> _Supplied data_:
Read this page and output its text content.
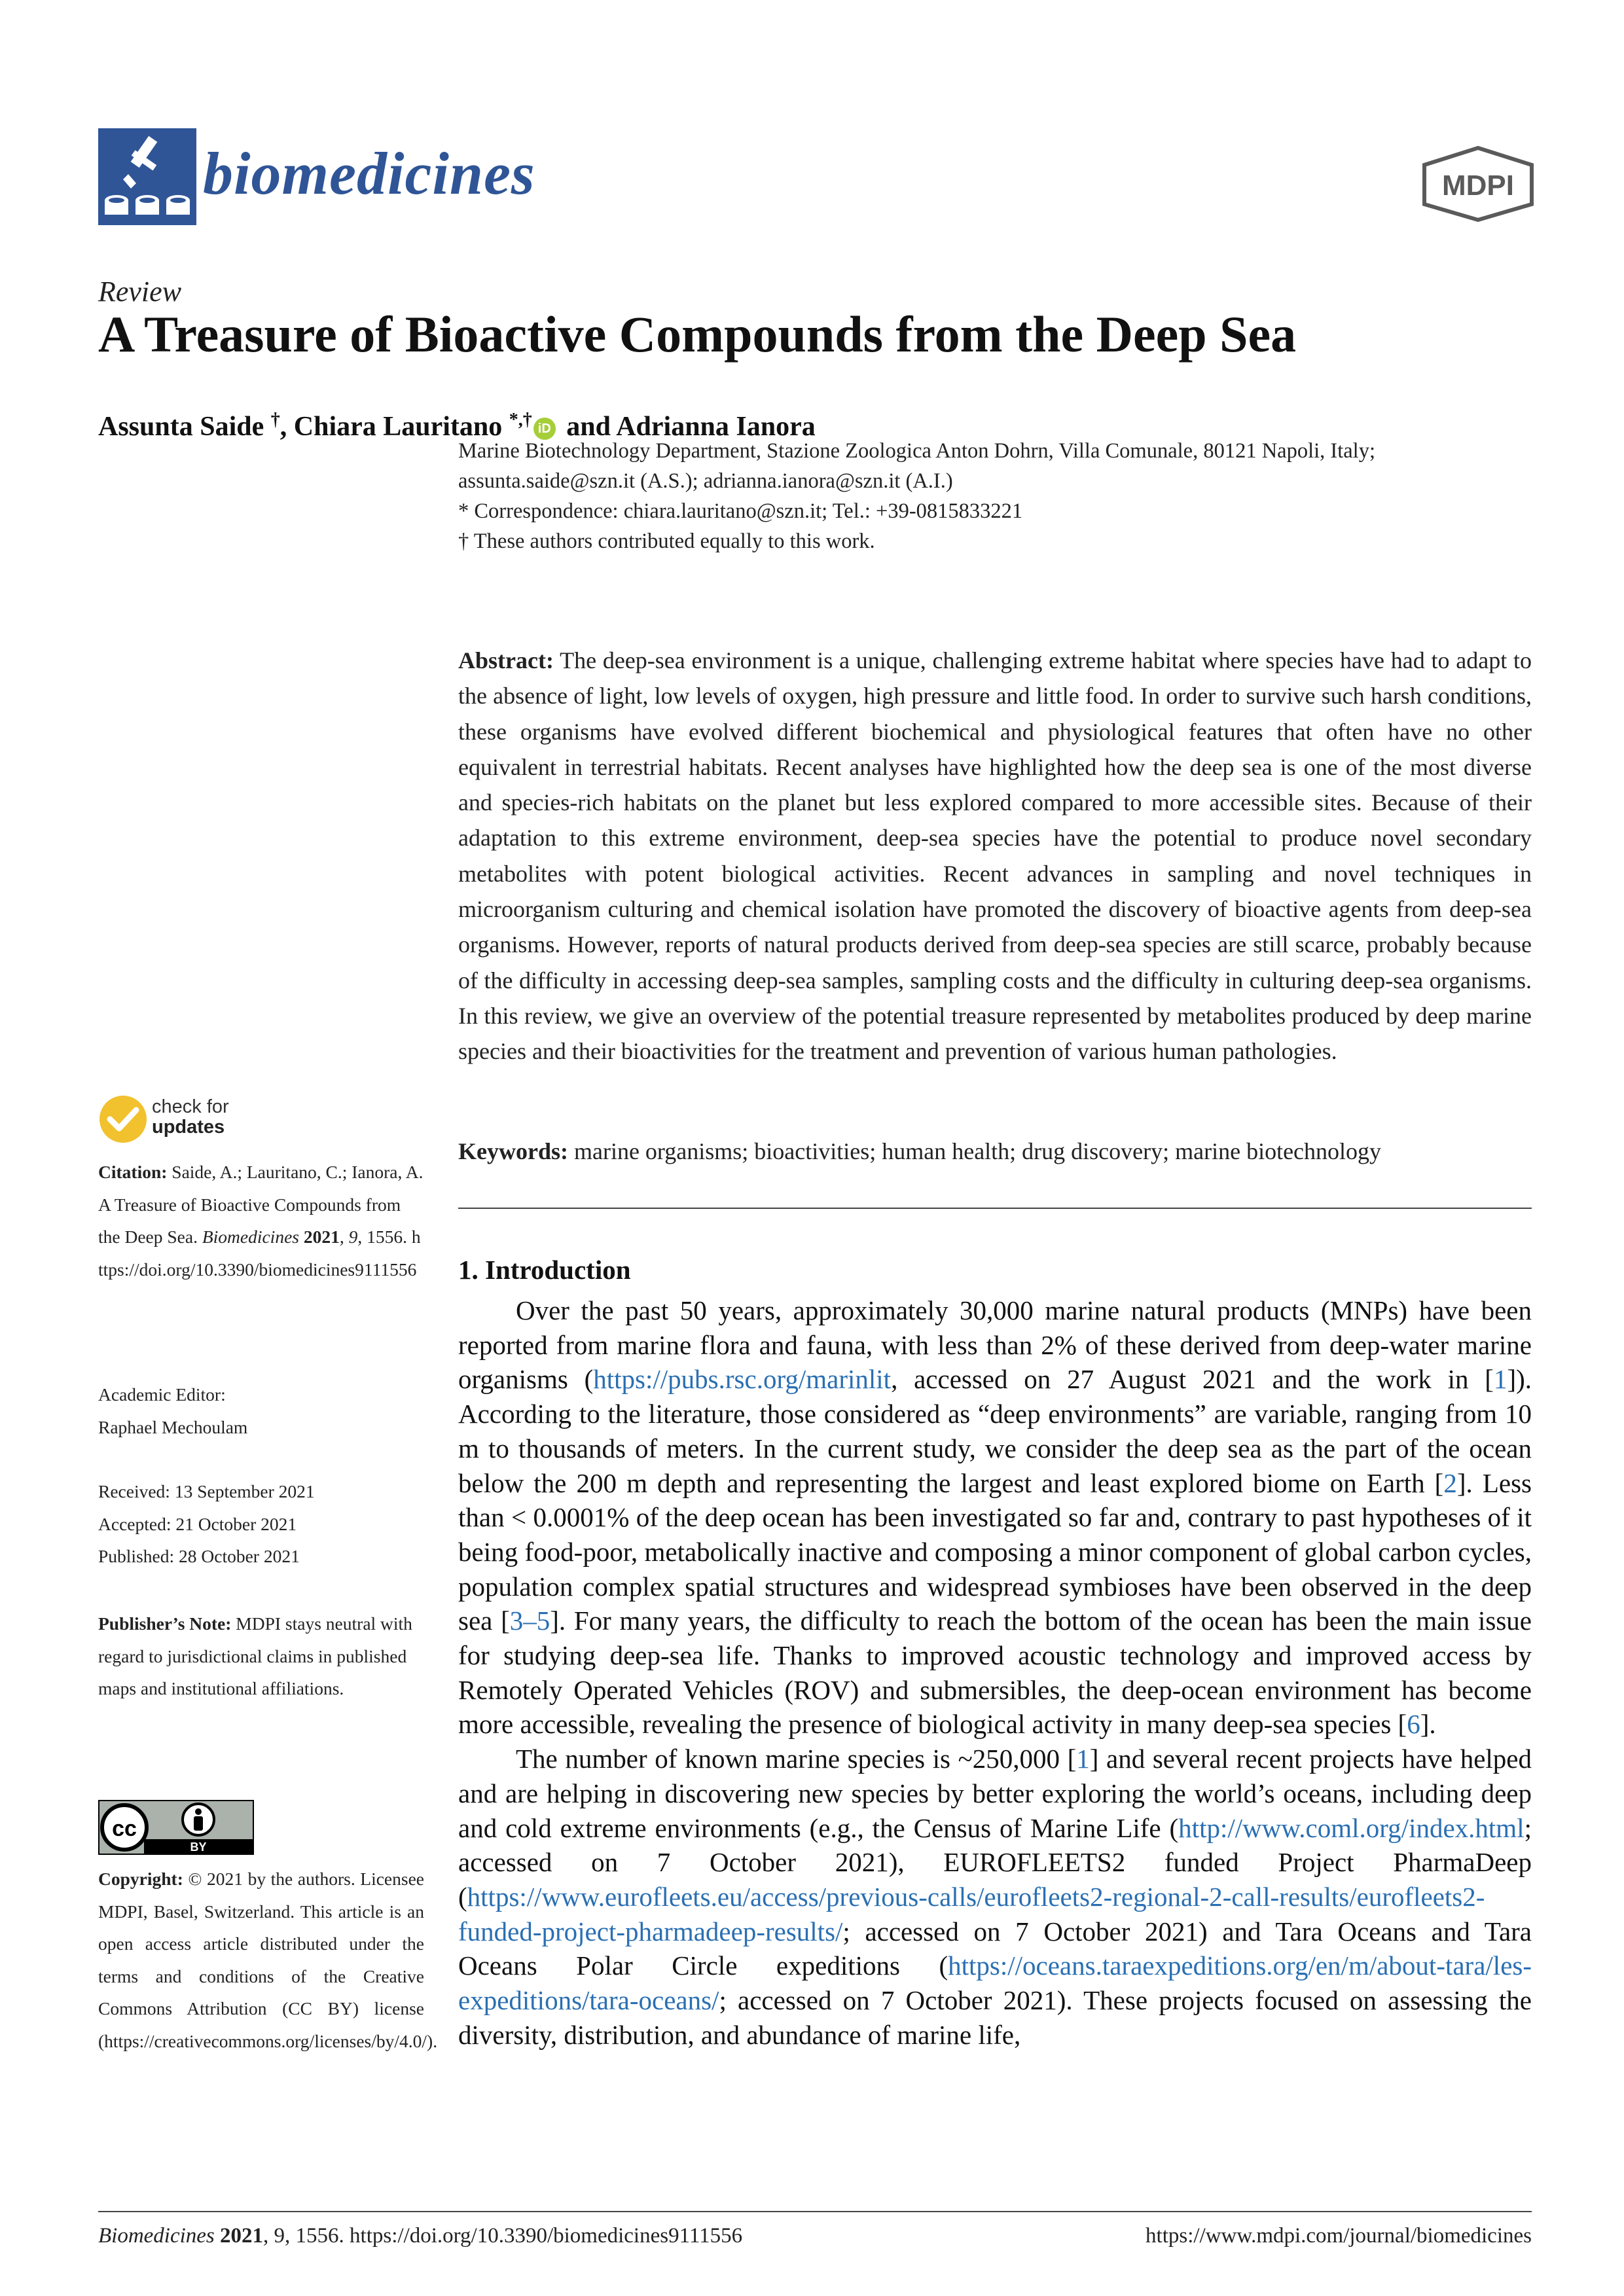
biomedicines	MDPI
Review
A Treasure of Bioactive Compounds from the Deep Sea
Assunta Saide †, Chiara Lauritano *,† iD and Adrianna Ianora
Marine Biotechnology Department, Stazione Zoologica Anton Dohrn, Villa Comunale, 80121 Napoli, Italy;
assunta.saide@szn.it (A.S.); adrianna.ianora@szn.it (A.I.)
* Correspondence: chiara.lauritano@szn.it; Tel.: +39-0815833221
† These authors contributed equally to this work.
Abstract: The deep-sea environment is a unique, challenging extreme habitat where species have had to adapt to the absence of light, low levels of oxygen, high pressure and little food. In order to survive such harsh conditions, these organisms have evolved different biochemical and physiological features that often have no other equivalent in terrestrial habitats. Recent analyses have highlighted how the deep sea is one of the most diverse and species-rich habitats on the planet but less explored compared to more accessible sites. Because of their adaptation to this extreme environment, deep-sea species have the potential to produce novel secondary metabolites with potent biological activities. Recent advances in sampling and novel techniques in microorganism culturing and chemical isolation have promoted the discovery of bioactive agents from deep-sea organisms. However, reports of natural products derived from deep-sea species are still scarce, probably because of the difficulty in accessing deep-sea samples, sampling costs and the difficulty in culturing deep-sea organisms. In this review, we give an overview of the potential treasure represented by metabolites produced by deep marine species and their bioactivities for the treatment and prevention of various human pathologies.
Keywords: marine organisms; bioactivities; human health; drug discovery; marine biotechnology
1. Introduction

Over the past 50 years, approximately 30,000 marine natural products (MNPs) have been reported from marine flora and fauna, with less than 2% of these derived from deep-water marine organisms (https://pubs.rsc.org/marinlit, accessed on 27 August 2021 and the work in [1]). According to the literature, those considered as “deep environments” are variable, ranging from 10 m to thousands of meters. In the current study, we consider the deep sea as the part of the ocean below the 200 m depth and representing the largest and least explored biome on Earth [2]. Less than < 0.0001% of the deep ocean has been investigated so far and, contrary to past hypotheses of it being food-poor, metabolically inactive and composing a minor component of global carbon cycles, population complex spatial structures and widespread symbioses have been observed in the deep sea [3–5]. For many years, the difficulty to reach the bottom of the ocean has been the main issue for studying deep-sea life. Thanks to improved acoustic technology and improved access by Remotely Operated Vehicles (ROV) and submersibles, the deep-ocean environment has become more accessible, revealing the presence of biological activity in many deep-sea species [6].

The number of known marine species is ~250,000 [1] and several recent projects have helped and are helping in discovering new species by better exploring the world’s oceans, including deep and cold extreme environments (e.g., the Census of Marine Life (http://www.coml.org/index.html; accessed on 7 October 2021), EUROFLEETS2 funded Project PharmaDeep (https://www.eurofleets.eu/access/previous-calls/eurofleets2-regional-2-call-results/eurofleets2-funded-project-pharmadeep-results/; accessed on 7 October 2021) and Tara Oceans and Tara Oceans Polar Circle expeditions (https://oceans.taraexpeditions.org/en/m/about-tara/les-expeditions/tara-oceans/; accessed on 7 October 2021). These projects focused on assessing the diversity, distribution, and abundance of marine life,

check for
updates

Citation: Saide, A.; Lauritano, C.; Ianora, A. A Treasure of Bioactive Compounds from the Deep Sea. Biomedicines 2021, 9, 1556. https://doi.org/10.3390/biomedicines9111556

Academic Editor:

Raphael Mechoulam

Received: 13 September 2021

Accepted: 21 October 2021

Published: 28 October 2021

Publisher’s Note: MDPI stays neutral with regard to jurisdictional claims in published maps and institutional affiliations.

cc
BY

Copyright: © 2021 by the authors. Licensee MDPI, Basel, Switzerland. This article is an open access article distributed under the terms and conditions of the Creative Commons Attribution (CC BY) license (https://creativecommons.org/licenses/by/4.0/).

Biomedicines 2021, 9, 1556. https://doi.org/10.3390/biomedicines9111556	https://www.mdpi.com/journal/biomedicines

> _What is being asked_:
Write out the data precisely as given, excluding the pictures.

> _Exercise solution_:
Read this page and output its text content.
biomedicines	MDPI
Review
A Treasure of Bioactive Compounds from the Deep Sea
Assunta Saide †, Chiara Lauritano *,† iD and Adrianna Ianora
Marine Biotechnology Department, Stazione Zoologica Anton Dohrn, Villa Comunale, 80121 Napoli, Italy;
assunta.saide@szn.it (A.S.); adrianna.ianora@szn.it (A.I.)
* Correspondence: chiara.lauritano@szn.it; Tel.: +39-0815833221
† These authors contributed equally to this work.
Abstract: The deep-sea environment is a unique, challenging extreme habitat where species have had to adapt to the absence of light, low levels of oxygen, high pressure and little food. In order to survive such harsh conditions, these organisms have evolved different biochemical and physiological features that often have no other equivalent in terrestrial habitats. Recent analyses have highlighted how the deep sea is one of the most diverse and species-rich habitats on the planet but less explored compared to more accessible sites. Because of their adaptation to this extreme environment, deep-sea species have the potential to produce novel secondary metabolites with potent biological activities. Recent advances in sampling and novel techniques in microorganism culturing and chemical isolation have promoted the discovery of bioactive agents from deep-sea organisms. However, reports of natural products derived from deep-sea species are still scarce, probably because of the difficulty in accessing deep-sea samples, sampling costs and the difficulty in culturing deep-sea organisms. In this review, we give an overview of the potential treasure represented by metabolites produced by deep marine species and their bioactivities for the treatment and prevention of various human pathologies.
Keywords: marine organisms; bioactivities; human health; drug discovery; marine biotechnology
1. Introduction

Over the past 50 years, approximately 30,000 marine natural products (MNPs) have been reported from marine flora and fauna, with less than 2% of these derived from deep-water marine organisms (https://pubs.rsc.org/marinlit, accessed on 27 August 2021 and the work in [1]). According to the literature, those considered as “deep environments” are variable, ranging from 10 m to thousands of meters. In the current study, we consider the deep sea as the part of the ocean below the 200 m depth and representing the largest and least explored biome on Earth [2]. Less than < 0.0001% of the deep ocean has been investigated so far and, contrary to past hypotheses of it being food-poor, metabolically inactive and composing a minor component of global carbon cycles, population complex spatial structures and widespread symbioses have been observed in the deep sea [3–5]. For many years, the difficulty to reach the bottom of the ocean has been the main issue for studying deep-sea life. Thanks to improved acoustic technology and improved access by Remotely Operated Vehicles (ROV) and submersibles, the deep-ocean environment has become more accessible, revealing the presence of biological activity in many deep-sea species [6].

The number of known marine species is ~250,000 [1] and several recent projects have helped and are helping in discovering new species by better exploring the world’s oceans, including deep and cold extreme environments (e.g., the Census of Marine Life (http://www.coml.org/index.html; accessed on 7 October 2021), EUROFLEETS2 funded Project PharmaDeep (https://www.eurofleets.eu/access/previous-calls/eurofleets2-regional-2-call-results/eurofleets2-funded-project-pharmadeep-results/; accessed on 7 October 2021) and Tara Oceans and Tara Oceans Polar Circle expeditions (https://oceans.taraexpeditions.org/en/m/about-tara/les-expeditions/tara-oceans/; accessed on 7 October 2021). These projects focused on assessing the diversity, distribution, and abundance of marine life,

check for
updates

Citation: Saide, A.; Lauritano, C.; Ianora, A. A Treasure of Bioactive Compounds from the Deep Sea. Biomedicines 2021, 9, 1556. https://doi.org/10.3390/biomedicines9111556

Academic Editor:

Raphael Mechoulam

Received: 13 September 2021

Accepted: 21 October 2021

Published: 28 October 2021

Publisher’s Note: MDPI stays neutral with regard to jurisdictional claims in published maps and institutional affiliations.

cc
BY

Copyright: © 2021 by the authors. Licensee MDPI, Basel, Switzerland. This article is an open access article distributed under the terms and conditions of the Creative Commons Attribution (CC BY) license (https://creativecommons.org/licenses/by/4.0/).

Biomedicines 2021, 9, 1556. https://doi.org/10.3390/biomedicines9111556	https://www.mdpi.com/journal/biomedicines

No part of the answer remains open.